BEGIN THE INPUT
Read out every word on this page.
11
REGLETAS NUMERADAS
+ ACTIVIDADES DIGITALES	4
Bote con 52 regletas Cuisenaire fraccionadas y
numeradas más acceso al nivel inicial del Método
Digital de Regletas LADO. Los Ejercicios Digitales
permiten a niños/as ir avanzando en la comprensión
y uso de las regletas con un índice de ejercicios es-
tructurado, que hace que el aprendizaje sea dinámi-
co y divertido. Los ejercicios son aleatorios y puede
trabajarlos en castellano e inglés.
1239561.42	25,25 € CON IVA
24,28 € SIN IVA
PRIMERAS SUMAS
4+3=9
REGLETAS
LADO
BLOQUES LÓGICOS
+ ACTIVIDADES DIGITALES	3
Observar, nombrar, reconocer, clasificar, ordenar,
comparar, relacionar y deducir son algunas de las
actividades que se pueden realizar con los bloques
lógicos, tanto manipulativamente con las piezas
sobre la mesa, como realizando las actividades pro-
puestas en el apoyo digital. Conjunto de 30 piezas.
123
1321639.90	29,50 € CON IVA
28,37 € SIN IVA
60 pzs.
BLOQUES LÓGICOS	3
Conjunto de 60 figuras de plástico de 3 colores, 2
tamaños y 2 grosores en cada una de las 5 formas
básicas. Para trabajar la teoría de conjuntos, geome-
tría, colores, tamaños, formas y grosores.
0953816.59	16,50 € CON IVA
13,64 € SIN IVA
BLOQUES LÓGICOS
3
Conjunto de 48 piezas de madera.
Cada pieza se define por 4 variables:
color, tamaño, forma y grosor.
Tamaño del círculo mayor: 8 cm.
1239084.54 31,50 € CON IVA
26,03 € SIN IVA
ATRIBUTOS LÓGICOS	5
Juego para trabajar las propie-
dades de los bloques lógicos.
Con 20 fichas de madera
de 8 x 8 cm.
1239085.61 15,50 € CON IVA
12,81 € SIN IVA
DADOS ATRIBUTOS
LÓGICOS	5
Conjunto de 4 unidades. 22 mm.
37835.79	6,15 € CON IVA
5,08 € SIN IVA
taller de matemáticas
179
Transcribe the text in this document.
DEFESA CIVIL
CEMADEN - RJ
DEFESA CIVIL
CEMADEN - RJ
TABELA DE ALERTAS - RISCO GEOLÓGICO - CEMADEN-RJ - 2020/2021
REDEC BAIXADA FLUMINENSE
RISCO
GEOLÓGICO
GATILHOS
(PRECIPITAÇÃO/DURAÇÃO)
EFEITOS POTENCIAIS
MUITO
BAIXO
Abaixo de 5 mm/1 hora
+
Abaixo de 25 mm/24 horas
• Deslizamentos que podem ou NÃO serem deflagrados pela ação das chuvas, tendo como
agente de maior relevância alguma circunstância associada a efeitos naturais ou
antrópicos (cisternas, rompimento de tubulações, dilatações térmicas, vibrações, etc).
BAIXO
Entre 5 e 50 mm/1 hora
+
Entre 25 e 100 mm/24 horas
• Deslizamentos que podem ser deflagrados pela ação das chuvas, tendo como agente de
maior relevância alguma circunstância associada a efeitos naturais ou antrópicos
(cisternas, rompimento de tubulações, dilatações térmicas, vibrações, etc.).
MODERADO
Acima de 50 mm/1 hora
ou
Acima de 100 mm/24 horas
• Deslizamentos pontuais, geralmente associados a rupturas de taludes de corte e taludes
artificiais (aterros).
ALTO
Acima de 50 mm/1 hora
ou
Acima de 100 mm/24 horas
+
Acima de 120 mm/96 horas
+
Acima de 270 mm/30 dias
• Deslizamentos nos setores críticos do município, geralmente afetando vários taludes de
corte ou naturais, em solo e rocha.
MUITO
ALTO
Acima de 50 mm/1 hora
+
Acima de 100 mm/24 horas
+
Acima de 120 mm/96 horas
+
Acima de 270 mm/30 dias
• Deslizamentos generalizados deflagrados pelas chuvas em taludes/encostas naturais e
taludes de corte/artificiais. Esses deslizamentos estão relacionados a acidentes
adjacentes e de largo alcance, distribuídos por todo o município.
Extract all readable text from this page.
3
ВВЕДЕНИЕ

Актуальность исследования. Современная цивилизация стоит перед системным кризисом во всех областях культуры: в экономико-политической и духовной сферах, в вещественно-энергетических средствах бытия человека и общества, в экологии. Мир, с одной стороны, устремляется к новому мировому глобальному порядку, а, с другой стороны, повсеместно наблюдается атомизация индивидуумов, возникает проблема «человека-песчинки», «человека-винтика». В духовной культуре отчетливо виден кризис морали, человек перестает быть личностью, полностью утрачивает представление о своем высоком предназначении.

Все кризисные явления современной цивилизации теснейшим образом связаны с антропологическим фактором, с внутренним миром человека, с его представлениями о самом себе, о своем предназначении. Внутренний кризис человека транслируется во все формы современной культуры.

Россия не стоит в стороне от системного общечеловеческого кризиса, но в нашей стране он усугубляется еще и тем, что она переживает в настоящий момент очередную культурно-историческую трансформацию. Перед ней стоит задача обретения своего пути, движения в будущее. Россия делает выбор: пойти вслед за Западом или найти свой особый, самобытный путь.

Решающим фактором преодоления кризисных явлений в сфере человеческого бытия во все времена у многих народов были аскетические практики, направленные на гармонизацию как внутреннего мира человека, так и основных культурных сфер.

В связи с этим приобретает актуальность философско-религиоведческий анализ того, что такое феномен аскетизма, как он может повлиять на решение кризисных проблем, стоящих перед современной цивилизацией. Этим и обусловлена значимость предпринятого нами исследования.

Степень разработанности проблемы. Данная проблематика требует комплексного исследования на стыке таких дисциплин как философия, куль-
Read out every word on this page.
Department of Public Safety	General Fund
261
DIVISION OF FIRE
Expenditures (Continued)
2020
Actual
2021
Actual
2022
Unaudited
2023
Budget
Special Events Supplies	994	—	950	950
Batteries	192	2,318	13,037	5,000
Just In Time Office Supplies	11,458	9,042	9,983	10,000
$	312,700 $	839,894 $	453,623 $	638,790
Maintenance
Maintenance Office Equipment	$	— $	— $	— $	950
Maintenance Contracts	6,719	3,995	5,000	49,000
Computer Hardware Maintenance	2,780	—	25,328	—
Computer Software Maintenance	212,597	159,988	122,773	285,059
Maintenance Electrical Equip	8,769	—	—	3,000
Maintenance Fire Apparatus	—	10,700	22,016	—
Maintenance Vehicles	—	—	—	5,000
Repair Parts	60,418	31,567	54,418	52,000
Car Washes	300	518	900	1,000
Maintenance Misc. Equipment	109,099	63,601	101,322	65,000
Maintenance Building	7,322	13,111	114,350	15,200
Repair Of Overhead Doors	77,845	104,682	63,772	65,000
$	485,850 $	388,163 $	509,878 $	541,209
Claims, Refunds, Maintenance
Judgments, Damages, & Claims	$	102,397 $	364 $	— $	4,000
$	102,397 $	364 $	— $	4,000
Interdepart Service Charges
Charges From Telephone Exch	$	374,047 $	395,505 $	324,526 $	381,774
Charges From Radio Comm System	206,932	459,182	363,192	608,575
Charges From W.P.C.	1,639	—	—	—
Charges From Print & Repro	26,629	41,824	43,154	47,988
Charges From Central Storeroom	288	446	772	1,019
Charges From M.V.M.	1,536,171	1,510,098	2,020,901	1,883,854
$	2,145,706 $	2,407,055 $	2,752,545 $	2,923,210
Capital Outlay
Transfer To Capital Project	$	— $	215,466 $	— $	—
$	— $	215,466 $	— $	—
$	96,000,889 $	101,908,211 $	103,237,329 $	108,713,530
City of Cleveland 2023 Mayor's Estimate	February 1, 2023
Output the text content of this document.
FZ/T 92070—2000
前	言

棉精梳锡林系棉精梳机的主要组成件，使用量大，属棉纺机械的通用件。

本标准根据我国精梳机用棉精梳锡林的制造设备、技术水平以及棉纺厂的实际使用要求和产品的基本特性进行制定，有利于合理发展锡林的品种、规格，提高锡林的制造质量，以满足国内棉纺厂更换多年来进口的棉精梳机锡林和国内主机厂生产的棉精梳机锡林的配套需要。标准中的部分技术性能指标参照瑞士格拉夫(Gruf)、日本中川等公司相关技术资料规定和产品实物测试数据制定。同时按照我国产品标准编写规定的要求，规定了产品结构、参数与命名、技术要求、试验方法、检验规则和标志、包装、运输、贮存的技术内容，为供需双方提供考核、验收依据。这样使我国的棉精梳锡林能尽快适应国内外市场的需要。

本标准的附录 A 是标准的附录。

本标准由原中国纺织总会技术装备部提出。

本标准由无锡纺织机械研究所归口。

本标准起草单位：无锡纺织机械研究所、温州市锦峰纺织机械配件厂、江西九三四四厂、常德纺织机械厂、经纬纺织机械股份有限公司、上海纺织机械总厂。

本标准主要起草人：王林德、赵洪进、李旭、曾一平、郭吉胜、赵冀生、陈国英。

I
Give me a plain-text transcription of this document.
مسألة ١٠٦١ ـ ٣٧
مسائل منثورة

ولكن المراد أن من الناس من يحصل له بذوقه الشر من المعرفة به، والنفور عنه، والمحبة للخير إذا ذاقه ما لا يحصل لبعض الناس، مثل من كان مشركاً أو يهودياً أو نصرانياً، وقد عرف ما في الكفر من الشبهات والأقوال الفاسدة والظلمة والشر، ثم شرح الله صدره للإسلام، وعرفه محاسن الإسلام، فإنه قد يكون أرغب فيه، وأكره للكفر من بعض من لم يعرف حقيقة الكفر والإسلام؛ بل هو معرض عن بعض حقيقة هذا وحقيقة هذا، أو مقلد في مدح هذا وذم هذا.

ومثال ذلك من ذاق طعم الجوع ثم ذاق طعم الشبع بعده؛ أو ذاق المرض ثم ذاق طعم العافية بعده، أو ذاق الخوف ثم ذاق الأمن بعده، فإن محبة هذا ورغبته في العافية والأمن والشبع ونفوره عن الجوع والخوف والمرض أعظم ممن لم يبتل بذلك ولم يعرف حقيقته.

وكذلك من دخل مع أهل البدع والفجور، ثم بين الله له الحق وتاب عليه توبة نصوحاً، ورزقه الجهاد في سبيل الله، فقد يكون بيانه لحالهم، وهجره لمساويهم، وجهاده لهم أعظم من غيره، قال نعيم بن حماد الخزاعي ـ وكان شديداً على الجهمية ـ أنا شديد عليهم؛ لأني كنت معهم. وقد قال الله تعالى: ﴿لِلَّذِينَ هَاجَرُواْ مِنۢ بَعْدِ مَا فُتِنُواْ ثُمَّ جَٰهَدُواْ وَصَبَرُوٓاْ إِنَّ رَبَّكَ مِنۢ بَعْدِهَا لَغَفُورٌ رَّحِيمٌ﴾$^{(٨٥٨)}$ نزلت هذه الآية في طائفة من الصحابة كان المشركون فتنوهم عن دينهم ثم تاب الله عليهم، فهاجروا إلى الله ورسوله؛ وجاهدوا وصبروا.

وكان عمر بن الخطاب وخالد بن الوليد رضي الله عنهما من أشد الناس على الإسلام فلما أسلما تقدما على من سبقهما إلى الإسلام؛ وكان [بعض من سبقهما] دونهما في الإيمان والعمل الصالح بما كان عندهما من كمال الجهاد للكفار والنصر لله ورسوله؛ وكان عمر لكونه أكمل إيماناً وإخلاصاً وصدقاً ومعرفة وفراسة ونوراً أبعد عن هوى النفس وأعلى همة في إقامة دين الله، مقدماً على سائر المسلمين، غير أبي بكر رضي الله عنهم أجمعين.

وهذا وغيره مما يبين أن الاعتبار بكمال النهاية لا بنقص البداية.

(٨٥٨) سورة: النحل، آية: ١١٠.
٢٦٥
END THE INPUT
Gather every line from the listing above in which the word "circunstância" appears.

▸ **OUTPUT**:
agente de maior relevância alguma circunstância associada a efeitos naturais ou
maior relevância alguma circunstância associada a efeitos naturais ou antrópicos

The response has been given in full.